Tonight is the big dance for NCAA basketball championship and in two weeks it will be my big dance for the Boston Marathon. Today I went to the gym and did 10.4 miles on the arc trainer. After the gym I went to physical therapy and Chris stretched my legs out, messaged my achilles on both of my feet, and messaged both of my big toes to provide me with more range of motion so when I run I can push off the tips of my toes. Also, he gave me new band exercises so I can stretch out my IT band and achillies when I am at home. The stretch he gave me last week helped a ton.
The last few weeks before the marathon are important and there are some things that runners should do before the big dance:
Runners train long and hard to prepare for a marathon, but in the weeks before a race they start making changes to their schedule. Training hard up to the day of a marathon will leave you weak and tired going into the race so most runners begin tapering down their training approximately two weeks before race day. This involves not just reducing training time but may include dietary changes and other schedule alterations as well.

■ **Questions on the material**
A: Answer these from the marathon post, one line each:
(i) How many miles did the writer do on the arc trainer at the gym?
(ii) Which race is two weeks away for the writer?
(iii) About how long before race day do most runners begin tapering their training?
B: According to the marathon post, what can tapering involve? List each change it names.
C: Resume the marathon post after its final sentence, which ends with "and other schedule alterations as well."

■ **Dataset entries**
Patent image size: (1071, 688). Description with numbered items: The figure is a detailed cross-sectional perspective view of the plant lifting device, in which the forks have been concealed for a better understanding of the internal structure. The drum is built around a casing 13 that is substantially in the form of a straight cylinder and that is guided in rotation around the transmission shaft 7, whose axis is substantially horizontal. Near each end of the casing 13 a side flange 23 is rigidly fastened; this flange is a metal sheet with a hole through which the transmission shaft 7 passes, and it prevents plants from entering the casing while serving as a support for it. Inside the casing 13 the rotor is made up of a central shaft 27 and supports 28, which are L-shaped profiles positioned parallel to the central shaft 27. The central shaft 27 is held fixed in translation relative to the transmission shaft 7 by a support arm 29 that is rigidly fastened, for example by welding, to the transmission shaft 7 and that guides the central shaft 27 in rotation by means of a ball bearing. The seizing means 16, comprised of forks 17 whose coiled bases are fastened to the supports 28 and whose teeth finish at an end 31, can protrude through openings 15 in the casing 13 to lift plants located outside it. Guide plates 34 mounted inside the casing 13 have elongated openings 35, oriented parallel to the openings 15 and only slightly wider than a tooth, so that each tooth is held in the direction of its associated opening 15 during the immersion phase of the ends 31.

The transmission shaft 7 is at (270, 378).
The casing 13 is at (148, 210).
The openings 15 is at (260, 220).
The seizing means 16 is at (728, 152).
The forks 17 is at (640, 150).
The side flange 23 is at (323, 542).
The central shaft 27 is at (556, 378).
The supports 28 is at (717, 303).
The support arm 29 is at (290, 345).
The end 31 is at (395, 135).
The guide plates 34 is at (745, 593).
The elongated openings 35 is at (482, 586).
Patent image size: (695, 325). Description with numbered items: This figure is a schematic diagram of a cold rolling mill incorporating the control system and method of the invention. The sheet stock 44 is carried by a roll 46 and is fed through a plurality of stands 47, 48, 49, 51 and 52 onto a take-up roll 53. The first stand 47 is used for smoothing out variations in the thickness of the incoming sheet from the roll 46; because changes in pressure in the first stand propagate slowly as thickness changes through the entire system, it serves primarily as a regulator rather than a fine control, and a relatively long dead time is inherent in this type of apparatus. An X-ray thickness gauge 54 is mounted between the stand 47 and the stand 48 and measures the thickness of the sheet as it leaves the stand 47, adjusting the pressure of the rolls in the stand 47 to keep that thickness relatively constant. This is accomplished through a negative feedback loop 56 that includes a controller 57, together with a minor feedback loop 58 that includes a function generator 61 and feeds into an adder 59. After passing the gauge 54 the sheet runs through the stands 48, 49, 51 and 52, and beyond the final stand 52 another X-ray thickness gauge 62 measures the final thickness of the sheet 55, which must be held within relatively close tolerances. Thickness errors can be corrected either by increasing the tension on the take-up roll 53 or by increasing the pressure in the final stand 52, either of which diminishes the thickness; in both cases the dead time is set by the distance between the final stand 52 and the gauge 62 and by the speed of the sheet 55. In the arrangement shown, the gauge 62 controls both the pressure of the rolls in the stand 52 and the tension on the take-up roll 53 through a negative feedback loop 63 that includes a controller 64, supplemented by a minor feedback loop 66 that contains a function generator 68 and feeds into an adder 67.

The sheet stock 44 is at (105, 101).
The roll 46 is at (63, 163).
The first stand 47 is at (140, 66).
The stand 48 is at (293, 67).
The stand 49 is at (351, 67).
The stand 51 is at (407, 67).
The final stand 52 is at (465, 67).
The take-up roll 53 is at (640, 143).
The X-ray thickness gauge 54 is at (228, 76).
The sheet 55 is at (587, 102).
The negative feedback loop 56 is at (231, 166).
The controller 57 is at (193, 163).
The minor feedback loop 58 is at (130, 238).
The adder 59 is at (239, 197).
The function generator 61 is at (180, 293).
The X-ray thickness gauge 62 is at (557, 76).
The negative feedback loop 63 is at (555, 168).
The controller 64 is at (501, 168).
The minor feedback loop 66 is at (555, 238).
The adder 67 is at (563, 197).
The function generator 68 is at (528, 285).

■ **Responses in order**
A:
(i) 10.4 miles
(ii) The Boston Marathon
(iii) Approximately two weeks

B:
- Reducing training time
- Dietary changes
- Other schedule alterations

C:
Decrease both the distance and intensity of your training runs in the two weeks before your marathon. A reduction of about 20 percent per week gives your body time to rest and heal without you having to stop your training completely. Strength training and cross training exercises should be reduced in intensity as well as interval training, hill training and other training runs. Reduction is preferable to simply stopping training since it prevents your body from becoming used to inactivity prior to a marathon.
As with strength training and other training regimens, the distance of your long runs is tapered down to allow your body to rest and recover leading up to the marathon race. Tapering of the long run should include a 10 to 20 percent reduction in distance both two weeks and one week before the marathon. You should eliminate a long run entirely on the week of the race, allowing the marathon itself to serve as your long run for the week.
Proper nutrition is essential in the two weeks leading up to a marathon but doesn’t have to include carb loading the whole time. Carbohydrates should be eaten within the first 30 minutes after completing a training run, and in the three days before your marathon you should shift your diet so that you get approximately 70 percent of your daily calories from carbohydrates. Research published in “Medicine and Science in Sports and Exercise” shows that exercise followed by carbohydrate intake can significantly increase glycogen levels in the muscles within 24 hours, resulting in more energy being available to you the next day. Be sure to watch your caloric intake when shifting to a high-carbohydrate diet in the days before your marathon, however; if your caloric intake increases during your tapering period you may end up gaining weight.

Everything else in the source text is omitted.